_BRIEF_
Copy each entry as it stands, leaving nothing out.

---------- TASK INPUT

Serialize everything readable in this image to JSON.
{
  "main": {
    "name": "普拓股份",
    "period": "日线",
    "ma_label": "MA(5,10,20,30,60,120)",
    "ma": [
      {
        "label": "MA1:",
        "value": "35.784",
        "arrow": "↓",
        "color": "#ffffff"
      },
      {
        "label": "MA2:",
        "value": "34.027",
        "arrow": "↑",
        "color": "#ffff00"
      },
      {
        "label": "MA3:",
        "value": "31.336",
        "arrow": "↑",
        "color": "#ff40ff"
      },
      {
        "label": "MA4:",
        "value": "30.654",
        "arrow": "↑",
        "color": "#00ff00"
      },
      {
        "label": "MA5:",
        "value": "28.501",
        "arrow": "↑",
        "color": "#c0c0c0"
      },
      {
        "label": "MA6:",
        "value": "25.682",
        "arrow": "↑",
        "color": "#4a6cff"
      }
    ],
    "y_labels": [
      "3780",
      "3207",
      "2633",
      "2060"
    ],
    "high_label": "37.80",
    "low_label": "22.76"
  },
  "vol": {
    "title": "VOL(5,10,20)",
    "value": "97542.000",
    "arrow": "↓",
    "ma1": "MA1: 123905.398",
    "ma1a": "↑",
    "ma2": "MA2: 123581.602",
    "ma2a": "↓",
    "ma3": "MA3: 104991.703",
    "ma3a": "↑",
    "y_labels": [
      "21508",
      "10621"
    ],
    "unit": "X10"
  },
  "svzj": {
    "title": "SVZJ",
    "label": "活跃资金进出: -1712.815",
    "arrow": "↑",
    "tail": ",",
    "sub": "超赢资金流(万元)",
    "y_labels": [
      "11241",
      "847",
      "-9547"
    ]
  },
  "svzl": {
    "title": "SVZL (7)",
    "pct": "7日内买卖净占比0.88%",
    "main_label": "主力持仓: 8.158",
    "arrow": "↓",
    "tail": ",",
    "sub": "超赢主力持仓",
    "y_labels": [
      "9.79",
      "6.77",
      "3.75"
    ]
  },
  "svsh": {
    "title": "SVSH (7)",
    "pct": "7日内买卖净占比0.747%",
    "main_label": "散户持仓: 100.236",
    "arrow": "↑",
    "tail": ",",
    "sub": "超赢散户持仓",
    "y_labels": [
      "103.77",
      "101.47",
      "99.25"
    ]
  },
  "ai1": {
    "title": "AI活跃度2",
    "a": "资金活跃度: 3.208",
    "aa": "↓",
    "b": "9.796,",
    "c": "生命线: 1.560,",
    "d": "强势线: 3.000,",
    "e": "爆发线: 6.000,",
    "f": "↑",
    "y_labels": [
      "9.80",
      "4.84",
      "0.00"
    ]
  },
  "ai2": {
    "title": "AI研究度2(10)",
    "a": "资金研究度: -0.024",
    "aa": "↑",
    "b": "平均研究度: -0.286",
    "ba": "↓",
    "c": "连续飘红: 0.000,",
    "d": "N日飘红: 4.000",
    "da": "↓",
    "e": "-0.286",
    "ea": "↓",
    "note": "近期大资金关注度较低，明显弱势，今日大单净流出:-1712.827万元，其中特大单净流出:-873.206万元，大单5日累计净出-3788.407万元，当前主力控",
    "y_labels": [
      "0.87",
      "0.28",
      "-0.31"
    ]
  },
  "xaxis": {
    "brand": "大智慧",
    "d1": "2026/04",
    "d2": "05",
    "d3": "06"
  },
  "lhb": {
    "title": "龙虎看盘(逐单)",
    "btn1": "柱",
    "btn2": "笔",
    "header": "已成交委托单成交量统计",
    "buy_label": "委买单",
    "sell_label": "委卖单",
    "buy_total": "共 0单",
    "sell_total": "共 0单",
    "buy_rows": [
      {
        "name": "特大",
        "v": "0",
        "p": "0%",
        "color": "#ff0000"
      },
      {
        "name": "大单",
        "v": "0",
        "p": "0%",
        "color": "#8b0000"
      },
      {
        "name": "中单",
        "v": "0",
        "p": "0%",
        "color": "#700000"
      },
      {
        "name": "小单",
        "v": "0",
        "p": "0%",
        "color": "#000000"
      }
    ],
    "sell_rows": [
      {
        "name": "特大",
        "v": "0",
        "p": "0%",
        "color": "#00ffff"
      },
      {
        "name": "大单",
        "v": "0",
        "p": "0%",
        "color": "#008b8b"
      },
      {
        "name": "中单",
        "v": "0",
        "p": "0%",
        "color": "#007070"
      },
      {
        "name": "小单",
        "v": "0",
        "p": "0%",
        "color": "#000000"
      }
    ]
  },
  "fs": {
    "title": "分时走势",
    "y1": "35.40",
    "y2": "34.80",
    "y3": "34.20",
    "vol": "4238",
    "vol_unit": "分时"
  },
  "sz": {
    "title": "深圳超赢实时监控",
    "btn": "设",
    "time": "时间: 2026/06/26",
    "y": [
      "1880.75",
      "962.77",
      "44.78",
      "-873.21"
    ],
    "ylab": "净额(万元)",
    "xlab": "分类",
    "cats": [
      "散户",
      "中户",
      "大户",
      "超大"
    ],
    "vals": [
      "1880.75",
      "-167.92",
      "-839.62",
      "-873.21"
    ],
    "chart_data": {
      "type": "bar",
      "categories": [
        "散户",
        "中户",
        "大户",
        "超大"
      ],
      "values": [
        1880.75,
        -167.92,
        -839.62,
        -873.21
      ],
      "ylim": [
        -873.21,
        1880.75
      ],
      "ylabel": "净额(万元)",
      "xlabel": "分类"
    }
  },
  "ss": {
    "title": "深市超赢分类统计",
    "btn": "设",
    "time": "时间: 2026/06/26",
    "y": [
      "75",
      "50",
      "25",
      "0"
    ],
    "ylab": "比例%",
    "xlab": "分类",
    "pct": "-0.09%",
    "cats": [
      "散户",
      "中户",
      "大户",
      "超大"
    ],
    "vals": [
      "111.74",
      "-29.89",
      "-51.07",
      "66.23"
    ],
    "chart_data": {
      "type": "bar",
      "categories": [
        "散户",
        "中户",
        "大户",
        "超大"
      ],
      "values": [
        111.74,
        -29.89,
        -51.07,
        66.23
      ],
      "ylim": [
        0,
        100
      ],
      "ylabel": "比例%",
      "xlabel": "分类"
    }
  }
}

--------------------

_OUTPUT OF THE EXERCISE_
Serialize everything readable in this image to JSON.
{
  "main": {
    "name": "普拓股份",
    "period": "日线",
    "ma_label": "MA(5,10,20,30,60,120)",
    "ma": [
      {
        "label": "MA1:",
        "value": "35.784",
        "arrow": "↓",
        "color": "#ffffff"
      },
      {
        "label": "MA2:",
        "value": "34.027",
        "arrow": "↑",
        "color": "#ffff00"
      },
      {
        "label": "MA3:",
        "value": "31.336",
        "arrow": "↑",
        "color": "#ff40ff"
      },
      {
        "label": "MA4:",
        "value": "30.654",
        "arrow": "↑",
        "color": "#00ff00"
      },
      {
        "label": "MA5:",
        "value": "28.501",
        "arrow": "↑",
        "color": "#c0c0c0"
      },
      {
        "label": "MA6:",
        "value": "25.682",
        "arrow": "↑",
        "color": "#4a6cff"
      }
    ],
    "y_labels": [
      "3780",
      "3207",
      "2633",
      "2060"
    ],
    "high_label": "37.80",
    "low_label": "22.76"
  },
  "vol": {
    "title": "VOL(5,10,20)",
    "value": "97542.000",
    "arrow": "↓",
    "ma1": "MA1: 123905.398",
    "ma1a": "↑",
    "ma2": "MA2: 123581.602",
    "ma2a": "↓",
    "ma3": "MA3: 104991.703",
    "ma3a": "↑",
    "y_labels": [
      "21508",
      "10621"
    ],
    "unit": "X10"
  },
  "svzj": {
    "title": "SVZJ",
    "label": "活跃资金进出: -1712.815",
    "arrow": "↑",
    "tail": ",",
    "sub": "超赢资金流(万元)",
    "y_labels": [
      "11241",
      "847",
      "-9547"
    ]
  },
  "svzl": {
    "title": "SVZL (7)",
    "pct": "7日内买卖净占比0.88%",
    "main_label": "主力持仓: 8.158",
    "arrow": "↓",
    "tail": ",",
    "sub": "超赢主力持仓",
    "y_labels": [
      "9.79",
      "6.77",
      "3.75"
    ]
  },
  "svsh": {
    "title": "SVSH (7)",
    "pct": "7日内买卖净占比0.747%",
    "main_label": "散户持仓: 100.236",
    "arrow": "↑",
    "tail": ",",
    "sub": "超赢散户持仓",
    "y_labels": [
      "103.77",
      "101.47",
      "99.25"
    ]
  },
  "ai1": {
    "title": "AI活跃度2",
    "a": "资金活跃度: 3.208",
    "aa": "↓",
    "b": "9.796,",
    "c": "生命线: 1.560,",
    "d": "强势线: 3.000,",
    "e": "爆发线: 6.000,",
    "f": "↑",
    "y_labels": [
      "9.80",
      "4.84",
      "0.00"
    ]
  },
  "ai2": {
    "title": "AI研究度2(10)",
    "a": "资金研究度: -0.024",
    "aa": "↑",
    "b": "平均研究度: -0.286",
    "ba": "↓",
    "c": "连续飘红: 0.000,",
    "d": "N日飘红: 4.000",
    "da": "↓",
    "e": "-0.286",
    "ea": "↓",
    "note": "近期大资金关注度较低，明显弱势，今日大单净流出:-1712.827万元，其中特大单净流出:-873.206万元，大单5日累计净出-3788.407万元，当前主力控",
    "y_labels": [
      "0.87",
      "0.28",
      "-0.31"
    ]
  },
  "xaxis": {
    "brand": "大智慧",
    "d1": "2026/04",
    "d2": "05",
    "d3": "06"
  },
  "lhb": {
    "title": "龙虎看盘(逐单)",
    "btn1": "柱",
    "btn2": "笔",
    "header": "已成交委托单成交量统计",
    "buy_label": "委买单",
    "sell_label": "委卖单",
    "buy_total": "共 0单",
    "sell_total": "共 0单",
    "buy_rows": [
      {
        "name": "特大",
        "v": "0",
        "p": "0%",
        "color": "#ff0000"
      },
      {
        "name": "大单",
        "v": "0",
        "p": "0%",
        "color": "#8b0000"
      },
      {
        "name": "中单",
        "v": "0",
        "p": "0%",
        "color": "#700000"
      },
      {
        "name": "小单",
        "v": "0",
        "p": "0%",
        "color": "#000000"
      }
    ],
    "sell_rows": [
      {
        "name": "特大",
        "v": "0",
        "p": "0%",
        "color": "#00ffff"
      },
      {
        "name": "大单",
        "v": "0",
        "p": "0%",
        "color": "#008b8b"
      },
      {
        "name": "中单",
        "v": "0",
        "p": "0%",
        "color": "#007070"
      },
      {
        "name": "小单",
        "v": "0",
        "p": "0%",
        "color": "#000000"
      }
    ]
  },
  "fs": {
    "title": "分时走势",
    "y1": "35.40",
    "y2": "34.80",
    "y3": "34.20",
    "vol": "4238",
    "vol_unit": "分时"
  },
  "sz": {
    "title": "深圳超赢实时监控",
    "btn": "设",
    "time": "时间: 2026/06/26",
    "y": [
      "1880.75",
      "962.77",
      "44.78",
      "-873.21"
    ],
    "ylab": "净额(万元)",
    "xlab": "分类",
    "cats": [
      "散户",
      "中户",
      "大户",
      "超大"
    ],
    "vals": [
      "1880.75",
      "-167.92",
      "-839.62",
      "-873.21"
    ],
    "chart_data": {
      "type": "bar",
      "categories": [
        "散户",
        "中户",
        "大户",
        "超大"
      ],
      "values": [
        1880.75,
        -167.92,
        -839.62,
        -873.21
      ],
      "ylim": [
        -873.21,
        1880.75
      ],
      "ylabel": "净额(万元)",
      "xlabel": "分类"
    }
  },
  "ss": {
    "title": "深市超赢分类统计",
    "btn": "设",
    "time": "时间: 2026/06/26",
    "y": [
      "75",
      "50",
      "25",
      "0"
    ],
    "ylab": "比例%",
    "xlab": "分类",
    "pct": "-0.09%",
    "cats": [
      "散户",
      "中户",
      "大户",
      "超大"
    ],
    "vals": [
      "111.74",
      "-29.89",
      "-51.07",
      "66.23"
    ],
    "chart_data": {
      "type": "bar",
      "categories": [
        "散户",
        "中户",
        "大户",
        "超大"
      ],
      "values": [
        111.74,
        -29.89,
        -51.07,
        66.23
      ],
      "ylim": [
        0,
        100
      ],
      "ylabel": "比例%",
      "xlabel": "分类"
    }
  }
}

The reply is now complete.